[Begin]
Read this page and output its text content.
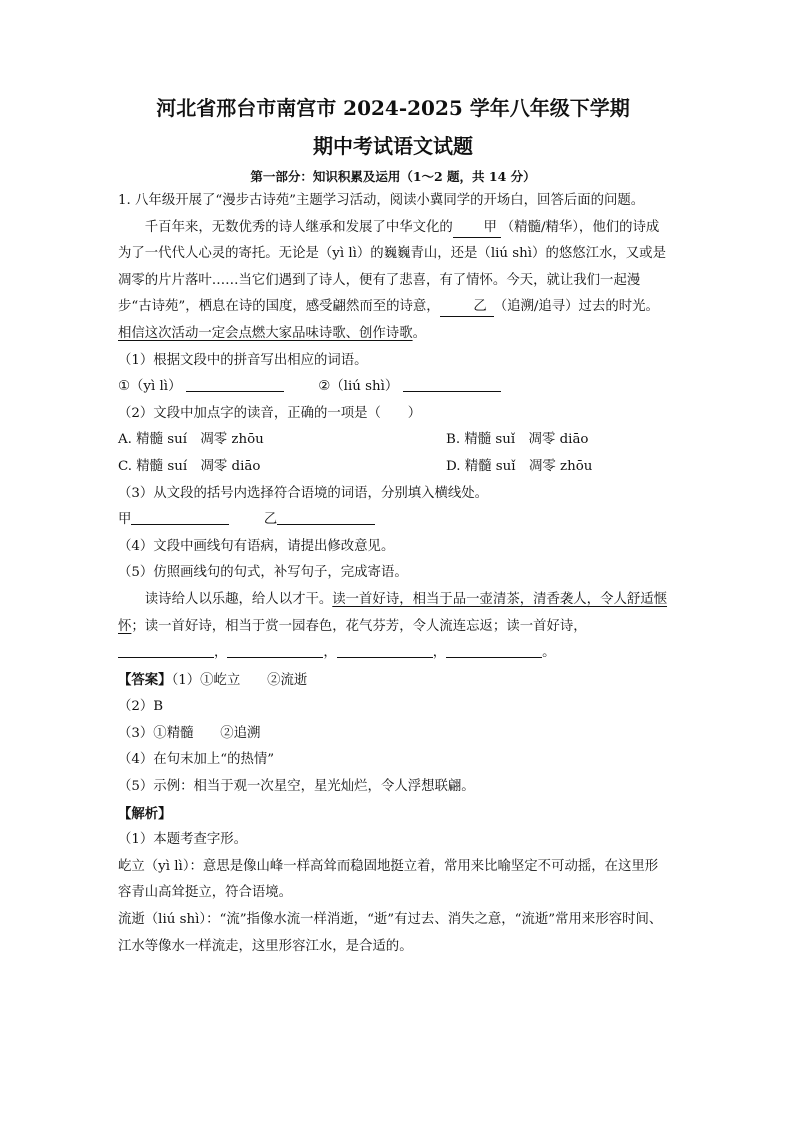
河北省邢台市南宫市 2024-2025 学年八年级下学期
期中考试语文试题
第一部分：知识积累及运用（1～2 题，共 14 分）
1. 八年级开展了“漫步古诗苑”主题学习活动，阅读小冀同学的开场白，回答后面的问题。
千百年来，无数优秀的诗人继承和发展了中华文化的 甲 （精髓/精华），他们的诗成为了一代代人心灵的寄托。无论是（yì lì）的巍巍青山，还是（liú shì）的悠悠江水，又或是凋零的片片落叶……当它们遇到了诗人，便有了悲喜，有了情怀。今天，就让我们一起漫步“古诗苑”，栖息在诗的国度，感受翩然而至的诗意，	乙 （追溯/追寻）过去的时光。相信这次活动一定会点燃大家品味诗歌、创作诗歌。
（1）根据文段中的拼音写出相应的词语。
①（yì lì）	②（liú shì）
（2）文段中加点字的读音，正确的一项是（　　）
A. 精髓 suí　凋零 zhōu	B. 精髓 suǐ　凋零 diāo
C. 精髓 suí　凋零 diāo	D. 精髓 suǐ　凋零 zhōu
（3）从文段的括号内选择符合语境的词语，分别填入横线处。
甲	乙
（4）文段中画线句有语病，请提出修改意见。
（5）仿照画线句的句式，补写句子，完成寄语。
读诗给人以乐趣，给人以才干。读一首好诗，相当于品一壶清茶，清香袭人，令人舒适惬怀；读一首好诗，相当于赏一园春色，花气芬芳，令人流连忘返；读一首好诗，
，	，	，	。
【答案】（1）①屹立　　②流逝
（2）B
（3）①精髓　　②追溯
（4）在句末加上“的热情”
（5）示例：相当于观一次星空，星光灿烂，令人浮想联翩。
【解析】
（1）本题考查字形。
屹立（yì lì）：意思是像山峰一样高耸而稳固地挺立着，常用来比喻坚定不可动摇，在这里形容青山高耸挺立，符合语境。
流逝（liú shì）：“流”指像水流一样消逝，“逝”有过去、消失之意，“流逝”常用来形容时间、江水等像水一样流走，这里形容江水，是合适的。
[End]
### YOUR INSTRUCTIONS:
From the entries above, copy every line containing the word "zhōu".

### TASK SOLUTION:
A. 精髓 suí　凋零 zhōu	B. 精髓 suǐ　凋零 diāo
C. 精髓 suí　凋零 diāo	D. 精髓 suǐ　凋零 zhōu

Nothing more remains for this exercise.